* [Document source]
##############################
Ce que M. Vincent a fait pour le bien de ce royaume et pour le service du Roi, pendant les troubles qui commencèrent l’année 1652
Pour remédier efficacement à quelque mal, ce n’est pas assez d’en empêcher les effets, il faut si l’on peut en faire cesser la cause. Toutes les assistances charitables que M. Vincent procurait aux pauvres pendant la guerre, pouvaient bien les soulager d’une partie des misères que ce fléau leur faisait ressentir; mais pour les en délivrer entièrement, et pour faire cesser les autres désordres épouvantables, et les péchés énormes qui se commettaient de tous côtés pendant ce temps de trouble et de division, ce grand serviteur de Dieu qui en était vivement touché, et qui avait autant de prudence que de zèle, voyait bien que tout ce qu’on ferait aurait peu de succès, si l’on n’apportait le remède à la racine du mal, et si on n’en faisait cesser la cause qui était la division et la guerre, en rétablissant une paix assurée, par l’entière soumission, et obéissance que les sujets doivent à leur souverain: l’union et la juste correspondance des membres avec leur chef, étant établies de Dieu aussi bien dans le corps politique comme dans le naturel, pour y maintenir l’ordre, et par conséquent pour y mettre la paix, qui n’est autre chose, comme dit saint Augustin, que la tranquillité de l’ordre .
##############################
* [Informations fournies]
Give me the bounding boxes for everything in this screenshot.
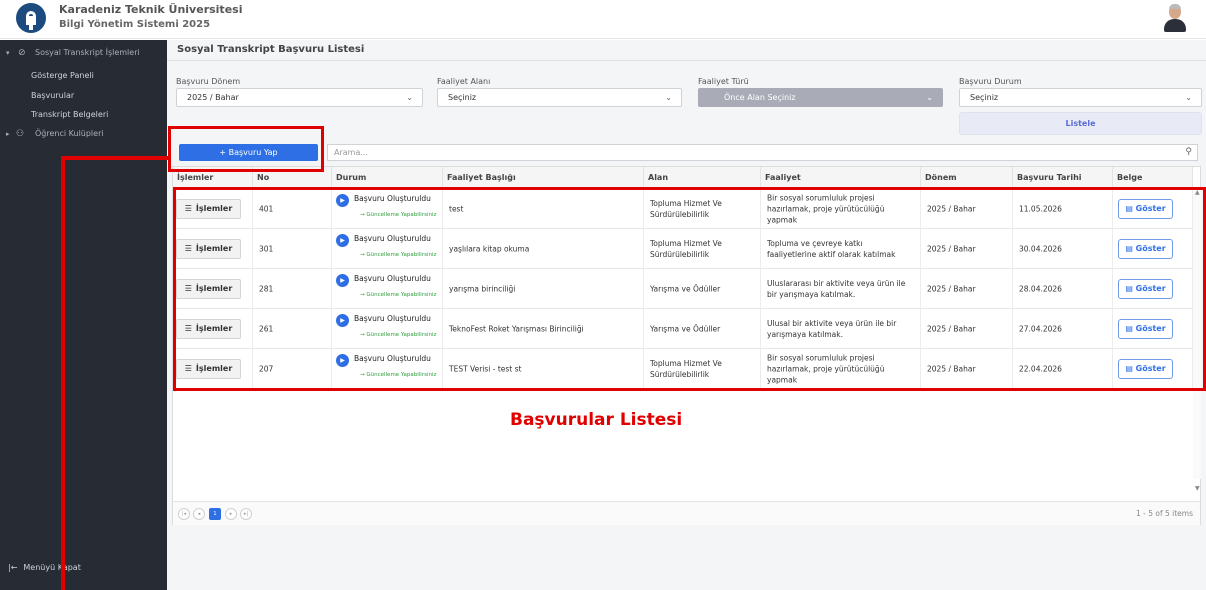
chevron-down-icon: ▾	[6, 44, 10, 62]
area-select-value: Seçiniz	[448, 93, 476, 102]
page-number-button[interactable]: 1	[209, 508, 221, 520]
sidebar-item-social-transcript[interactable]: ▾ ⊘ Sosyal Transkript İşlemleri	[0, 44, 167, 62]
grid-header: İşlemler No Durum Faaliyet Başlığı Alan …	[173, 167, 1193, 188]
area-select[interactable]: Seçiniz ⌄	[437, 88, 682, 107]
sidebar-item-dashboard[interactable]: Gösterge Paneli	[0, 67, 167, 85]
type-select[interactable]: Önce Alan Seçiniz ⌄	[698, 88, 943, 107]
pager: |◂ ◂ 1 ▸ ▸| 1 - 5 of 5 items	[173, 501, 1200, 525]
chevron-down-icon: ⌄	[926, 89, 933, 106]
search-icon: ⚲	[1185, 145, 1192, 160]
column-header-term[interactable]: Dönem	[921, 167, 1013, 188]
status-select-value: Seçiniz	[970, 93, 998, 102]
list-highlight	[173, 187, 1206, 391]
menu-close-button[interactable]: |← Menüyü Kapat	[8, 563, 81, 572]
column-header-activity-title[interactable]: Faaliyet Başlığı	[443, 167, 644, 188]
status-select[interactable]: Seçiniz ⌄	[959, 88, 1202, 107]
type-filter-label: Faaliyet Türü	[698, 77, 749, 86]
type-select-value: Önce Alan Seçiniz	[724, 93, 796, 102]
annotation-connector-horizontal	[61, 156, 168, 160]
sidebar: ▾ ⊘ Sosyal Transkript İşlemleri Gösterge…	[0, 40, 167, 590]
collapse-arrow-icon: |←	[8, 563, 17, 572]
scroll-down-icon[interactable]: ▼	[1195, 485, 1200, 492]
status-filter-label: Başvuru Durum	[959, 77, 1022, 86]
column-header-area[interactable]: Alan	[644, 167, 761, 188]
sidebar-item-student-clubs[interactable]: ▸ ⚇ Öğrenci Kulüpleri	[0, 125, 167, 143]
last-page-icon[interactable]: ▸|	[240, 508, 252, 520]
apply-button-highlight	[168, 126, 324, 172]
search-input[interactable]: Arama... ⚲	[327, 144, 1198, 161]
term-filter-label: Başvuru Dönem	[176, 77, 240, 86]
previous-page-icon[interactable]: ◂	[193, 508, 205, 520]
page-title: Sosyal Transkript Başvuru Listesi	[177, 44, 364, 55]
system-name: Bilgi Yönetim Sistemi 2025	[59, 19, 210, 30]
avatar-hair	[1169, 4, 1181, 9]
first-page-icon[interactable]: |◂	[178, 508, 190, 520]
menu-close-label: Menüyü Kapat	[23, 563, 80, 572]
chevron-down-icon: ⌄	[406, 89, 413, 106]
paperclip-icon: ⊘	[18, 44, 26, 62]
chevron-down-icon: ⌄	[665, 89, 672, 106]
sidebar-item-label: Başvurular	[31, 87, 74, 105]
sidebar-item-label: Gösterge Paneli	[31, 67, 94, 85]
logo-stem-shape	[29, 16, 33, 30]
users-icon: ⚇	[16, 125, 24, 143]
sidebar-item-transcript-documents[interactable]: Transkript Belgeleri	[0, 106, 167, 124]
sidebar-item-label: Öğrenci Kulüpleri	[35, 125, 104, 143]
list-button[interactable]: Listele	[959, 112, 1202, 135]
search-placeholder: Arama...	[334, 148, 368, 157]
next-page-icon[interactable]: ▸	[225, 508, 237, 520]
sidebar-item-applications[interactable]: Başvurular	[0, 87, 167, 105]
annotation-connector-vertical	[61, 156, 65, 590]
user-avatar[interactable]	[1164, 4, 1186, 32]
chevron-down-icon: ⌄	[1185, 89, 1192, 106]
university-logo[interactable]	[16, 3, 46, 33]
avatar-body	[1164, 19, 1186, 32]
column-header-status[interactable]: Durum	[332, 167, 443, 188]
column-header-document[interactable]: Belge	[1113, 167, 1193, 188]
sidebar-item-label: Sosyal Transkript İşlemleri	[35, 44, 140, 62]
column-header-application-date[interactable]: Başvuru Tarihi	[1013, 167, 1113, 188]
area-filter-label: Faaliyet Alanı	[437, 77, 490, 86]
university-name: Karadeniz Teknik Üniversitesi	[59, 3, 242, 16]
top-bar: Karadeniz Teknik Üniversitesi Bilgi Yöne…	[0, 0, 1206, 39]
sidebar-item-label: Transkript Belgeleri	[31, 106, 108, 124]
title-divider	[167, 60, 1206, 61]
term-select-value: 2025 / Bahar	[187, 93, 239, 102]
annotation-label: Başvurular Listesi	[510, 410, 682, 430]
pager-info: 1 - 5 of 5 items	[1136, 509, 1193, 518]
term-select[interactable]: 2025 / Bahar ⌄	[176, 88, 423, 107]
column-header-activity[interactable]: Faaliyet	[761, 167, 921, 188]
chevron-right-icon: ▸	[6, 125, 10, 143]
##############################
* [Tâches à réaliser]
[a] Répondez aux questions suivantes sur le texte consacré à M. Vincent pendant les troubles de 1652.
(i) D'après le titre, en quelle année les troubles commencèrent-ils ?
(ii) Selon le texte, quelle était la cause du mal à laquelle il fallait porter remède ?
(iii) Quelle définition de la paix le texte attribue-t-il à saint Augustin ?
[b] Rédigez la suite du texte sur l'action de M. Vincent pendant les troubles de 1652, en partant de sa dernière phrase.

* [Ensemble des réponses]
[a]
(i) En 1652.
(ii) La division et la guerre.
(iii) La tranquillité de l'ordre.

[b]
M. Vincent donc voyant que le feu de la guerre allait s’allumant de jour en jour en la plupart des provinces de ce royaume, et prévoyant les grands désastres et pour l’état, et pour la religion qui en arriveraient, si ce mal continuai; il se résolut de s’employer, autant qu’il serait en lui, pour y remédier et pour l’éteindre. La première et principale chose qu’il fit pour ce sujet, ce fut de recourir en Dieu, et d’inviter toutes les personnes vertueuses et bien intentionnées qu’il connaissait à faire de même, par prières, aumônes, jeunes, et autres œuvres de pénitence, pour apaiser sa justice, réparer les offenses commises contre sa Majesté, fléchir sa miséricorde, et obtenir la paix. Il établit pour cet effet en la maison de Saint-Lazare, que tous les jours trois Missionnaires jeûneraient à cette intention, un prêtre, un clerc, et un frère: que le prêtre célébrerait la messe ce jour-là, et que les deux autres communieraient pour la même intention; et lui-même ne manquait pas de s’acquitter exactement de ce devoir à son tour, quoiqu’il fût plus que septuagénaire.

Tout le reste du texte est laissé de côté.